_What you have to do_
Write out all the data below exactly.

Extracted data START

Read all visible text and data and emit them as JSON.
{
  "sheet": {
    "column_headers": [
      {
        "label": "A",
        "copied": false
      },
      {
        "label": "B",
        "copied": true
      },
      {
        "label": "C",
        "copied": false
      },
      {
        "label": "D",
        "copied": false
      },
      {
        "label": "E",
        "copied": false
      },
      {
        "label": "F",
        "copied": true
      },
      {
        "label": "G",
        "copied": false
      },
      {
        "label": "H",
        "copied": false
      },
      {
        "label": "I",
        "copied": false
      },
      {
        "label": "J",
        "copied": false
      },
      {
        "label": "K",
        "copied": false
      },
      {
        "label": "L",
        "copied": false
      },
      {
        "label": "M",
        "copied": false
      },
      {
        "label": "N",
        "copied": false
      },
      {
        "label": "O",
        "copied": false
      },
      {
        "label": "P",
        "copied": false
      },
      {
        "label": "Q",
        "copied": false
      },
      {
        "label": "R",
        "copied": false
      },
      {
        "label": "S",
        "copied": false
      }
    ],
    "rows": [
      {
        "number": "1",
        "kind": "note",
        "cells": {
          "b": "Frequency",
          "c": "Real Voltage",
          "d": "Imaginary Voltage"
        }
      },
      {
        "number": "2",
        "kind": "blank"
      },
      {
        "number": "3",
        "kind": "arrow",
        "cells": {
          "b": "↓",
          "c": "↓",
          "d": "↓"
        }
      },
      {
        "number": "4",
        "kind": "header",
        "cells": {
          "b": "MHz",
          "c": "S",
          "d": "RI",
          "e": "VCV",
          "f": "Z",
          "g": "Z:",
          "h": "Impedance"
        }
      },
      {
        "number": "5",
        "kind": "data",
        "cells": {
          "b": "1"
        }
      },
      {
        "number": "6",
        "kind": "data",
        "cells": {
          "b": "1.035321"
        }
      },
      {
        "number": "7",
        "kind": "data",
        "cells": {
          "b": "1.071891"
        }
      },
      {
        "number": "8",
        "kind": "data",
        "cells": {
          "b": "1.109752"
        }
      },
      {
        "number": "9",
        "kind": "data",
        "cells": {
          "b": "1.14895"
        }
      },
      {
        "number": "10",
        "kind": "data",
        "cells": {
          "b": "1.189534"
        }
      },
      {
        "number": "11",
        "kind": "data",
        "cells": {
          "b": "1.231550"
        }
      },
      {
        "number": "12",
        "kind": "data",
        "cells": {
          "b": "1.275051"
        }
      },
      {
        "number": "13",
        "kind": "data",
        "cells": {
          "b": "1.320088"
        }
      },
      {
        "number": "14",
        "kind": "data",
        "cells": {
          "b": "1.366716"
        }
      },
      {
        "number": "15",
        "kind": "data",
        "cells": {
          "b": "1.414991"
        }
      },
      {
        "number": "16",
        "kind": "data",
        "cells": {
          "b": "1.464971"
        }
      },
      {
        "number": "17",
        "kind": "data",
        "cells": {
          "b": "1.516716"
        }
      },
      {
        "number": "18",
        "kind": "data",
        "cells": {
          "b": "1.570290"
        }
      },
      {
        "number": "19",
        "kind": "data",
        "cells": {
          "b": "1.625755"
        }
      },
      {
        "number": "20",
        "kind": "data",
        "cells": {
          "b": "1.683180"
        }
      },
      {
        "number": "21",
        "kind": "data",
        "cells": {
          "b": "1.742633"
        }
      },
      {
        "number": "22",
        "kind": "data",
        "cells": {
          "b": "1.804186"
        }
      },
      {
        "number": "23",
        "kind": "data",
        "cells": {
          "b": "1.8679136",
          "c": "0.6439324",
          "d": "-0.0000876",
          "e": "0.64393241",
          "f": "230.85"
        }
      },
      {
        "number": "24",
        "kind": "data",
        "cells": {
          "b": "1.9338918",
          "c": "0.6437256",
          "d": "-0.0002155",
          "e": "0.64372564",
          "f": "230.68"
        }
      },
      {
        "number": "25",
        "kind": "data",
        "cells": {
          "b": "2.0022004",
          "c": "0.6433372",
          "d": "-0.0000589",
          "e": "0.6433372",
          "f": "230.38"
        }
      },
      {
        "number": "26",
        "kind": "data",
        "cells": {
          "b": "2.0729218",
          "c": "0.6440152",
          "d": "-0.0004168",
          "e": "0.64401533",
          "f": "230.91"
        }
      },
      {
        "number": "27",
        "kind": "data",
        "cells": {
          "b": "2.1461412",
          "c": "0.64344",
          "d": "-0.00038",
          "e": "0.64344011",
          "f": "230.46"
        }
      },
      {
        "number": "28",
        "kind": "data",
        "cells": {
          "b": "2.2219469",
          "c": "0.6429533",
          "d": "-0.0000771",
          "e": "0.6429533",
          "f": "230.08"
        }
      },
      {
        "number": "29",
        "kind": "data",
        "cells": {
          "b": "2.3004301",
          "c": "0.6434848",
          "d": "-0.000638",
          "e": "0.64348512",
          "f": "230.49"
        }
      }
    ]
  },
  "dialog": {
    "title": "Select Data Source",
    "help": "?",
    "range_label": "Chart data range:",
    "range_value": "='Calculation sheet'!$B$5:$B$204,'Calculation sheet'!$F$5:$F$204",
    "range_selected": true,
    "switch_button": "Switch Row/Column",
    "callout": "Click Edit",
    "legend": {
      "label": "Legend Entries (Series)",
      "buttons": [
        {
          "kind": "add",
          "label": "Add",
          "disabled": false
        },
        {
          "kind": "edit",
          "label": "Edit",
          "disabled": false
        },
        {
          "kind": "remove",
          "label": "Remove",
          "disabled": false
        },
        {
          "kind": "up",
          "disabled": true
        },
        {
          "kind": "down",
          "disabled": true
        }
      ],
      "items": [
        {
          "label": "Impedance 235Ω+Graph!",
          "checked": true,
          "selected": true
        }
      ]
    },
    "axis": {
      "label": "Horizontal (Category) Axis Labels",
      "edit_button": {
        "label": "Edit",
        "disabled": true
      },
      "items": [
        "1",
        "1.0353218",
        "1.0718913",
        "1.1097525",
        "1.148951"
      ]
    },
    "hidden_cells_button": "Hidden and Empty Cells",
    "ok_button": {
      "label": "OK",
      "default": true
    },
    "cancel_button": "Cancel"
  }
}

Extracted data END

_Exercise result_
Read all visible text and data and emit them as JSON.
{
  "sheet": {
    "column_headers": [
      {
        "label": "A",
        "copied": false
      },
      {
        "label": "B",
        "copied": true
      },
      {
        "label": "C",
        "copied": false
      },
      {
        "label": "D",
        "copied": false
      },
      {
        "label": "E",
        "copied": false
      },
      {
        "label": "F",
        "copied": true
      },
      {
        "label": "G",
        "copied": false
      },
      {
        "label": "H",
        "copied": false
      },
      {
        "label": "I",
        "copied": false
      },
      {
        "label": "J",
        "copied": false
      },
      {
        "label": "K",
        "copied": false
      },
      {
        "label": "L",
        "copied": false
      },
      {
        "label": "M",
        "copied": false
      },
      {
        "label": "N",
        "copied": false
      },
      {
        "label": "O",
        "copied": false
      },
      {
        "label": "P",
        "copied": false
      },
      {
        "label": "Q",
        "copied": false
      },
      {
        "label": "R",
        "copied": false
      },
      {
        "label": "S",
        "copied": false
      }
    ],
    "rows": [
      {
        "number": "1",
        "kind": "note",
        "cells": {
          "b": "Frequency",
          "c": "Real Voltage",
          "d": "Imaginary Voltage"
        }
      },
      {
        "number": "2",
        "kind": "blank"
      },
      {
        "number": "3",
        "kind": "arrow",
        "cells": {
          "b": "↓",
          "c": "↓",
          "d": "↓"
        }
      },
      {
        "number": "4",
        "kind": "header",
        "cells": {
          "b": "MHz",
          "c": "S",
          "d": "RI",
          "e": "VCV",
          "f": "Z",
          "g": "Z:",
          "h": "Impedance"
        }
      },
      {
        "number": "5",
        "kind": "data",
        "cells": {
          "b": "1"
        }
      },
      {
        "number": "6",
        "kind": "data",
        "cells": {
          "b": "1.035321"
        }
      },
      {
        "number": "7",
        "kind": "data",
        "cells": {
          "b": "1.071891"
        }
      },
      {
        "number": "8",
        "kind": "data",
        "cells": {
          "b": "1.109752"
        }
      },
      {
        "number": "9",
        "kind": "data",
        "cells": {
          "b": "1.14895"
        }
      },
      {
        "number": "10",
        "kind": "data",
        "cells": {
          "b": "1.189534"
        }
      },
      {
        "number": "11",
        "kind": "data",
        "cells": {
          "b": "1.231550"
        }
      },
      {
        "number": "12",
        "kind": "data",
        "cells": {
          "b": "1.275051"
        }
      },
      {
        "number": "13",
        "kind": "data",
        "cells": {
          "b": "1.320088"
        }
      },
      {
        "number": "14",
        "kind": "data",
        "cells": {
          "b": "1.366716"
        }
      },
      {
        "number": "15",
        "kind": "data",
        "cells": {
          "b": "1.414991"
        }
      },
      {
        "number": "16",
        "kind": "data",
        "cells": {
          "b": "1.464971"
        }
      },
      {
        "number": "17",
        "kind": "data",
        "cells": {
          "b": "1.516716"
        }
      },
      {
        "number": "18",
        "kind": "data",
        "cells": {
          "b": "1.570290"
        }
      },
      {
        "number": "19",
        "kind": "data",
        "cells": {
          "b": "1.625755"
        }
      },
      {
        "number": "20",
        "kind": "data",
        "cells": {
          "b": "1.683180"
        }
      },
      {
        "number": "21",
        "kind": "data",
        "cells": {
          "b": "1.742633"
        }
      },
      {
        "number": "22",
        "kind": "data",
        "cells": {
          "b": "1.804186"
        }
      },
      {
        "number": "23",
        "kind": "data",
        "cells": {
          "b": "1.8679136",
          "c": "0.6439324",
          "d": "-0.0000876",
          "e": "0.64393241",
          "f": "230.85"
        }
      },
      {
        "number": "24",
        "kind": "data",
        "cells": {
          "b": "1.9338918",
          "c": "0.6437256",
          "d": "-0.0002155",
          "e": "0.64372564",
          "f": "230.68"
        }
      },
      {
        "number": "25",
        "kind": "data",
        "cells": {
          "b": "2.0022004",
          "c": "0.6433372",
          "d": "-0.0000589",
          "e": "0.6433372",
          "f": "230.38"
        }
      },
      {
        "number": "26",
        "kind": "data",
        "cells": {
          "b": "2.0729218",
          "c": "0.6440152",
          "d": "-0.0004168",
          "e": "0.64401533",
          "f": "230.91"
        }
      },
      {
        "number": "27",
        "kind": "data",
        "cells": {
          "b": "2.1461412",
          "c": "0.64344",
          "d": "-0.00038",
          "e": "0.64344011",
          "f": "230.46"
        }
      },
      {
        "number": "28",
        "kind": "data",
        "cells": {
          "b": "2.2219469",
          "c": "0.6429533",
          "d": "-0.0000771",
          "e": "0.6429533",
          "f": "230.08"
        }
      },
      {
        "number": "29",
        "kind": "data",
        "cells": {
          "b": "2.3004301",
          "c": "0.6434848",
          "d": "-0.000638",
          "e": "0.64348512",
          "f": "230.49"
        }
      }
    ]
  },
  "dialog": {
    "title": "Select Data Source",
    "help": "?",
    "range_label": "Chart data range:",
    "range_value": "='Calculation sheet'!$B$5:$B$204,'Calculation sheet'!$F$5:$F$204",
    "range_selected": true,
    "switch_button": "Switch Row/Column",
    "callout": "Click Edit",
    "legend": {
      "label": "Legend Entries (Series)",
      "buttons": [
        {
          "kind": "add",
          "label": "Add",
          "disabled": false
        },
        {
          "kind": "edit",
          "label": "Edit",
          "disabled": false
        },
        {
          "kind": "remove",
          "label": "Remove",
          "disabled": false
        },
        {
          "kind": "up",
          "disabled": true
        },
        {
          "kind": "down",
          "disabled": true
        }
      ],
      "items": [
        {
          "label": "Impedance 235Ω+Graph!",
          "checked": true,
          "selected": true
        }
      ]
    },
    "axis": {
      "label": "Horizontal (Category) Axis Labels",
      "edit_button": {
        "label": "Edit",
        "disabled": true
      },
      "items": [
        "1",
        "1.0353218",
        "1.0718913",
        "1.1097525",
        "1.148951"
      ]
    },
    "hidden_cells_button": "Hidden and Empty Cells",
    "ok_button": {
      "label": "OK",
      "default": true
    },
    "cancel_button": "Cancel"
  }
}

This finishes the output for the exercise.